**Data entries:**

___

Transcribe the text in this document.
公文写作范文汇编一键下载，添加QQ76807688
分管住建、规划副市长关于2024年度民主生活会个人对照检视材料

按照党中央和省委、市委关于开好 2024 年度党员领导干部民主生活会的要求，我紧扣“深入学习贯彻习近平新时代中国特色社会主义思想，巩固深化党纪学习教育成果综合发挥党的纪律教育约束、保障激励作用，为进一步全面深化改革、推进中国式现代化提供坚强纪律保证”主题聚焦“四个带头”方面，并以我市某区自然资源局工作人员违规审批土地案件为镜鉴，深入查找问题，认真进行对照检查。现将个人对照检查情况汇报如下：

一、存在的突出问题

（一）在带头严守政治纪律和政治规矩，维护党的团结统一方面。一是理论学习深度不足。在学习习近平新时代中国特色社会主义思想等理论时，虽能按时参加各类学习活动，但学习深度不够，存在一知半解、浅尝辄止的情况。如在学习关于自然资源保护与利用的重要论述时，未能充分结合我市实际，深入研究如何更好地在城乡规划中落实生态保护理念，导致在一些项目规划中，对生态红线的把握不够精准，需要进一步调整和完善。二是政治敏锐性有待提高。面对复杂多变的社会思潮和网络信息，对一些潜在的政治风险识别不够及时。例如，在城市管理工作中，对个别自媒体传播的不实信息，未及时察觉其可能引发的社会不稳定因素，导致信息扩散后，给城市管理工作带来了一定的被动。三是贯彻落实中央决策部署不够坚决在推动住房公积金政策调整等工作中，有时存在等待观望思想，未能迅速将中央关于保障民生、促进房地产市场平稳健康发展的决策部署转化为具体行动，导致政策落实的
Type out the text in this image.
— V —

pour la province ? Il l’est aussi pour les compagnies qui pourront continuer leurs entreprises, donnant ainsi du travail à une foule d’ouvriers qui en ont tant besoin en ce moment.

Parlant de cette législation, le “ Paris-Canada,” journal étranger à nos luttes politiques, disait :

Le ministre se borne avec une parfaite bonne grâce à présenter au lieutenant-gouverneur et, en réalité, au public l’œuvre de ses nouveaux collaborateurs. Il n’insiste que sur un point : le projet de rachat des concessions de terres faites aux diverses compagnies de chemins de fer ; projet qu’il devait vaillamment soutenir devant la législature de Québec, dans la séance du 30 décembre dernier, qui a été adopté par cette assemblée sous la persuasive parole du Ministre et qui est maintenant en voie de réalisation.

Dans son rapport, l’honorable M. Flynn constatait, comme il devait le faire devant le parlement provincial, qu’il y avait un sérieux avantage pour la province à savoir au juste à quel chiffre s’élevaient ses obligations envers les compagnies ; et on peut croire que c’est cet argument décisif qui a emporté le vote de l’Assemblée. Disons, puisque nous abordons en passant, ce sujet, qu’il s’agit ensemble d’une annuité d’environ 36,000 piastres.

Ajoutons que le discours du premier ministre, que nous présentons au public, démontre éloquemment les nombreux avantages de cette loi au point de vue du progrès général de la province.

___

**Your goal:** Extract every line containing the string "devait" from the material.

**Expected answer:**
Le ministre se borne avec une parfaite bonne grâce à présenter au lieutenant-gouverneur et, en réalité, au public l’œuvre de ses nouveaux collaborateurs. Il n’insiste que sur un point : le projet de rachat des concessions de terres faites aux diverses compagnies de chemins de fer ; projet qu’il devait vaillamment soutenir devant la législature de Québec, dans la séance du 30 décembre dernier, qui a été adopté par cette assemblée sous la persuasive parole du Ministre et qui est maintenant en voie de réalisation.
Dans son rapport, l’honorable M. Flynn constatait, comme il devait le faire devant le parlement provincial, qu’il y avait un sérieux avantage pour la province à savoir au juste à quel chiffre s’élevaient ses obligations envers les compagnies ; et on peut croire que c’est cet argument décisif qui a emporté le vote de l’Assemblée. Disons, puisque nous abordons en passant, ce sujet, qu’il s’agit ensemble d’une annuité d’environ 36,000 piastres.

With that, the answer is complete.